┌────────
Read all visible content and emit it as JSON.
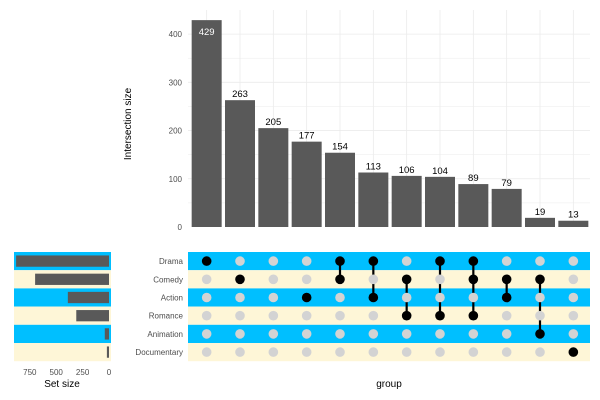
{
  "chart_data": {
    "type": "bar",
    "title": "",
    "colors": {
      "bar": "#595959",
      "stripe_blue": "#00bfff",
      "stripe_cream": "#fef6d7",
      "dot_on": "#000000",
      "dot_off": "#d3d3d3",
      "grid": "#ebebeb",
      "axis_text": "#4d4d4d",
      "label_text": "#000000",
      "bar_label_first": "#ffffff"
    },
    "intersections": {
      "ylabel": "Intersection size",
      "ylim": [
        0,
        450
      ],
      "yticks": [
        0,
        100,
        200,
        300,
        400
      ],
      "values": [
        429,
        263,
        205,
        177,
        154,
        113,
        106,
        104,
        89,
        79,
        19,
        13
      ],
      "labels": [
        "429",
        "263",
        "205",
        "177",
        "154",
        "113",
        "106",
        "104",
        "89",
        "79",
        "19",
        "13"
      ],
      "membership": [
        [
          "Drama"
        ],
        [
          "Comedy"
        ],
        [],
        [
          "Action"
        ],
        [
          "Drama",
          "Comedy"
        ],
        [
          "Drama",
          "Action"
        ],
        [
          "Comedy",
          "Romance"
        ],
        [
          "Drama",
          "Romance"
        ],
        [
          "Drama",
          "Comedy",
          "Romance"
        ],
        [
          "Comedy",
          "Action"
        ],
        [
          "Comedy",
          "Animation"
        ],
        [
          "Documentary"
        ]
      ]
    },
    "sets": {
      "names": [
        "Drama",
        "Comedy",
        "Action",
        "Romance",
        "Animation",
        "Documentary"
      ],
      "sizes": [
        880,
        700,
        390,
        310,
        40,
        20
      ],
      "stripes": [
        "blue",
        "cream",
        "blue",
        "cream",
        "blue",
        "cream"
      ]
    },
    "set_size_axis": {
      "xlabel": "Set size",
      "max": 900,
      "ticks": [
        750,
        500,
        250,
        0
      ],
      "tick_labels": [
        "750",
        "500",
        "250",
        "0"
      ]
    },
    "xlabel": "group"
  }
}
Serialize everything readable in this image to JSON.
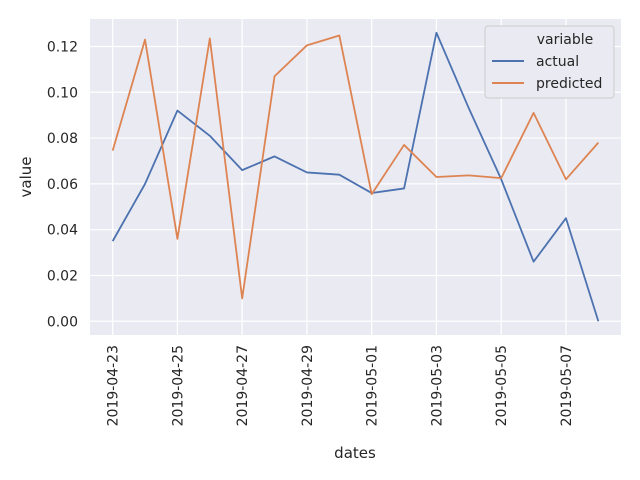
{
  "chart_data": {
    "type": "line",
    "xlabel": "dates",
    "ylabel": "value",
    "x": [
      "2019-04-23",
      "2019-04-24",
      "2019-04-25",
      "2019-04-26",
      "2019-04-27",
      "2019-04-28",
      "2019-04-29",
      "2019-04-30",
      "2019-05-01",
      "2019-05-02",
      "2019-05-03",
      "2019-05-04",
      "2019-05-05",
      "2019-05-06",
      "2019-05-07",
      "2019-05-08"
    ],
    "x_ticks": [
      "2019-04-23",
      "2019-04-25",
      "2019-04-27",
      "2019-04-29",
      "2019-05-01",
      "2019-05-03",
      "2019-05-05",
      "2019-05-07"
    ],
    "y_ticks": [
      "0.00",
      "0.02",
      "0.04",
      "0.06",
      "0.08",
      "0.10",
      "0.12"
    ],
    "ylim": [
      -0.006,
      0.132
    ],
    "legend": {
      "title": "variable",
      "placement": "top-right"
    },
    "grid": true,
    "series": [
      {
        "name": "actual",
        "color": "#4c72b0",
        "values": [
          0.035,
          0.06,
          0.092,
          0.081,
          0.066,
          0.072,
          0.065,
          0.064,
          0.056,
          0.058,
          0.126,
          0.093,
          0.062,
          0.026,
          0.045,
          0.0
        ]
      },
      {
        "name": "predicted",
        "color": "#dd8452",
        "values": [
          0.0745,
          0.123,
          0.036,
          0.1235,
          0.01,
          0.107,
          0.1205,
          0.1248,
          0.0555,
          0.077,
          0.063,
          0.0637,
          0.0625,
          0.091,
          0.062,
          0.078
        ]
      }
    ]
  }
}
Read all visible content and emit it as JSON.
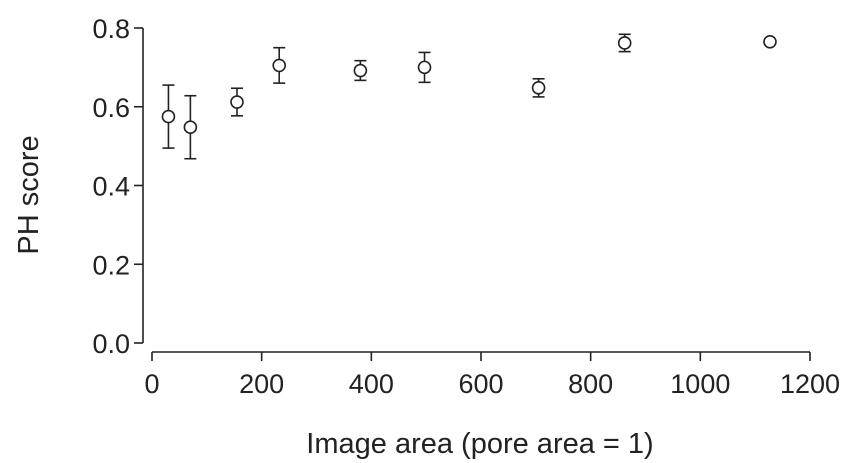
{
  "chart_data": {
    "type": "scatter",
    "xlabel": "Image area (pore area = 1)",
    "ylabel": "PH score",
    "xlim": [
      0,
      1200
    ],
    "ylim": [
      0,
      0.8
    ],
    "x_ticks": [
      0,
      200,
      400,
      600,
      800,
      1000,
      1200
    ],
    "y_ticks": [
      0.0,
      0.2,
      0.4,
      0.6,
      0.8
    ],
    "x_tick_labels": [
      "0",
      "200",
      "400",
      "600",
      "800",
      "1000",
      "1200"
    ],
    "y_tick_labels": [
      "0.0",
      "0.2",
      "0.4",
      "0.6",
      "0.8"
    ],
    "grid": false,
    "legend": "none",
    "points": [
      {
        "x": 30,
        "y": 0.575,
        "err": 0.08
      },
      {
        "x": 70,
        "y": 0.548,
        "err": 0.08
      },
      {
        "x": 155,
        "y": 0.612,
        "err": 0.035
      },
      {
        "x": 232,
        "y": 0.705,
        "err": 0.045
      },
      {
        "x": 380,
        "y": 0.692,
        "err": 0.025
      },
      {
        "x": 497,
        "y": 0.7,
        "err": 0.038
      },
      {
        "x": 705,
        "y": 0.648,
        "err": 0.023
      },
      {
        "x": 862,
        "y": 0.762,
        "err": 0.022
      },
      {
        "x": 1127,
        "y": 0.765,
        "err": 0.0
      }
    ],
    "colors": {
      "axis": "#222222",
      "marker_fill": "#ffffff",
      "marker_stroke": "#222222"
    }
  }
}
└────────
**WHAT IS REQUIRED**
Retype all entries exactly as they appear, dropping the images.

**THE RESPONSE**
Read all visible content and emit it as JSON.
{
  "chart_data": {
    "type": "bar",
    "title": "",
    "colors": {
      "bar": "#595959",
      "stripe_blue": "#00bfff",
      "stripe_cream": "#fef6d7",
      "dot_on": "#000000",
      "dot_off": "#d3d3d3",
      "grid": "#ebebeb",
      "axis_text": "#4d4d4d",
      "label_text": "#000000",
      "bar_label_first": "#ffffff"
    },
    "intersections": {
      "ylabel": "Intersection size",
      "ylim": [
        0,
        450
      ],
      "yticks": [
        0,
        100,
        200,
        300,
        400
      ],
      "values": [
        429,
        263,
        205,
        177,
        154,
        113,
        106,
        104,
        89,
        79,
        19,
        13
      ],
      "labels": [
        "429",
        "263",
        "205",
        "177",
        "154",
        "113",
        "106",
        "104",
        "89",
        "79",
        "19",
        "13"
      ],
      "membership": [
        [
          "Drama"
        ],
        [
          "Comedy"
        ],
        [],
        [
          "Action"
        ],
        [
          "Drama",
          "Comedy"
        ],
        [
          "Drama",
          "Action"
        ],
        [
          "Comedy",
          "Romance"
        ],
        [
          "Drama",
          "Romance"
        ],
        [
          "Drama",
          "Comedy",
          "Romance"
        ],
        [
          "Comedy",
          "Action"
        ],
        [
          "Comedy",
          "Animation"
        ],
        [
          "Documentary"
        ]
      ]
    },
    "sets": {
      "names": [
        "Drama",
        "Comedy",
        "Action",
        "Romance",
        "Animation",
        "Documentary"
      ],
      "sizes": [
        880,
        700,
        390,
        310,
        40,
        20
      ],
      "stripes": [
        "blue",
        "cream",
        "blue",
        "cream",
        "blue",
        "cream"
      ]
    },
    "set_size_axis": {
      "xlabel": "Set size",
      "max": 900,
      "ticks": [
        750,
        500,
        250,
        0
      ],
      "tick_labels": [
        "750",
        "500",
        "250",
        "0"
      ]
    },
    "xlabel": "group"
  }
}
Serialize everything readable in this image to JSON.
{
  "chart_data": {
    "type": "line",
    "xlabel": "dates",
    "ylabel": "value",
    "x": [
      "2019-04-23",
      "2019-04-24",
      "2019-04-25",
      "2019-04-26",
      "2019-04-27",
      "2019-04-28",
      "2019-04-29",
      "2019-04-30",
      "2019-05-01",
      "2019-05-02",
      "2019-05-03",
      "2019-05-04",
      "2019-05-05",
      "2019-05-06",
      "2019-05-07",
      "2019-05-08"
    ],
    "x_ticks": [
      "2019-04-23",
      "2019-04-25",
      "2019-04-27",
      "2019-04-29",
      "2019-05-01",
      "2019-05-03",
      "2019-05-05",
      "2019-05-07"
    ],
    "y_ticks": [
      "0.00",
      "0.02",
      "0.04",
      "0.06",
      "0.08",
      "0.10",
      "0.12"
    ],
    "ylim": [
      -0.006,
      0.132
    ],
    "legend": {
      "title": "variable",
      "placement": "top-right"
    },
    "grid": true,
    "series": [
      {
        "name": "actual",
        "color": "#4c72b0",
        "values": [
          0.035,
          0.06,
          0.092,
          0.081,
          0.066,
          0.072,
          0.065,
          0.064,
          0.056,
          0.058,
          0.126,
          0.093,
          0.062,
          0.026,
          0.045,
          0.0
        ]
      },
      {
        "name": "predicted",
        "color": "#dd8452",
        "values": [
          0.0745,
          0.123,
          0.036,
          0.1235,
          0.01,
          0.107,
          0.1205,
          0.1248,
          0.0555,
          0.077,
          0.063,
          0.0637,
          0.0625,
          0.091,
          0.062,
          0.078
        ]
      }
    ]
  }
}
Read all visible content and emit it as JSON.
{
  "chart_data": {
    "type": "scatter",
    "xlabel": "Image area (pore area = 1)",
    "ylabel": "PH score",
    "xlim": [
      0,
      1200
    ],
    "ylim": [
      0,
      0.8
    ],
    "x_ticks": [
      0,
      200,
      400,
      600,
      800,
      1000,
      1200
    ],
    "y_ticks": [
      0.0,
      0.2,
      0.4,
      0.6,
      0.8
    ],
    "x_tick_labels": [
      "0",
      "200",
      "400",
      "600",
      "800",
      "1000",
      "1200"
    ],
    "y_tick_labels": [
      "0.0",
      "0.2",
      "0.4",
      "0.6",
      "0.8"
    ],
    "grid": false,
    "legend": "none",
    "points": [
      {
        "x": 30,
        "y": 0.575,
        "err": 0.08
      },
      {
        "x": 70,
        "y": 0.548,
        "err": 0.08
      },
      {
        "x": 155,
        "y": 0.612,
        "err": 0.035
      },
      {
        "x": 232,
        "y": 0.705,
        "err": 0.045
      },
      {
        "x": 380,
        "y": 0.692,
        "err": 0.025
      },
      {
        "x": 497,
        "y": 0.7,
        "err": 0.038
      },
      {
        "x": 705,
        "y": 0.648,
        "err": 0.023
      },
      {
        "x": 862,
        "y": 0.762,
        "err": 0.022
      },
      {
        "x": 1127,
        "y": 0.765,
        "err": 0.0
      }
    ],
    "colors": {
      "axis": "#222222",
      "marker_fill": "#ffffff",
      "marker_stroke": "#222222"
    }
  }
}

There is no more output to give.